┌──

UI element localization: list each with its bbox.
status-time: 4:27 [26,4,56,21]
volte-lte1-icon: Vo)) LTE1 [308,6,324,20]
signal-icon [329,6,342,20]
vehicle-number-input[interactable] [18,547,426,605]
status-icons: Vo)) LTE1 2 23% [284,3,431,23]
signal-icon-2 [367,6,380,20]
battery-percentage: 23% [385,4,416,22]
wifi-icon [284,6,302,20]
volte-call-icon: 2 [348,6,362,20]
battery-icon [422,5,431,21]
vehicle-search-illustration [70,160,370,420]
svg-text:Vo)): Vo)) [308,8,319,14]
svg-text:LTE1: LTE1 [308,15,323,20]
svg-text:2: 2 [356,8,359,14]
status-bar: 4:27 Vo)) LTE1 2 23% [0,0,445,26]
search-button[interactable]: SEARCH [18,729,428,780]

└──

> The problem: Retype these lines character for character, keeping their order.

> Solution:
UI element localization: list each with its bbox.
status-time: 4:27 [26,4,56,21]
volte-lte1-icon: Vo)) LTE1 [308,6,324,20]
signal-icon [329,6,342,20]
vehicle-number-input[interactable] [18,547,426,605]
status-icons: Vo)) LTE1 2 23% [284,3,431,23]
signal-icon-2 [367,6,380,20]
battery-percentage: 23% [385,4,416,22]
wifi-icon [284,6,302,20]
volte-call-icon: 2 [348,6,362,20]
battery-icon [422,5,431,21]
vehicle-search-illustration [70,160,370,420]
svg-text:Vo)): Vo)) [308,8,319,14]
svg-text:LTE1: LTE1 [308,15,323,20]
svg-text:2: 2 [356,8,359,14]
status-bar: 4:27 Vo)) LTE1 2 23% [0,0,445,26]
search-button[interactable]: SEARCH [18,729,428,780]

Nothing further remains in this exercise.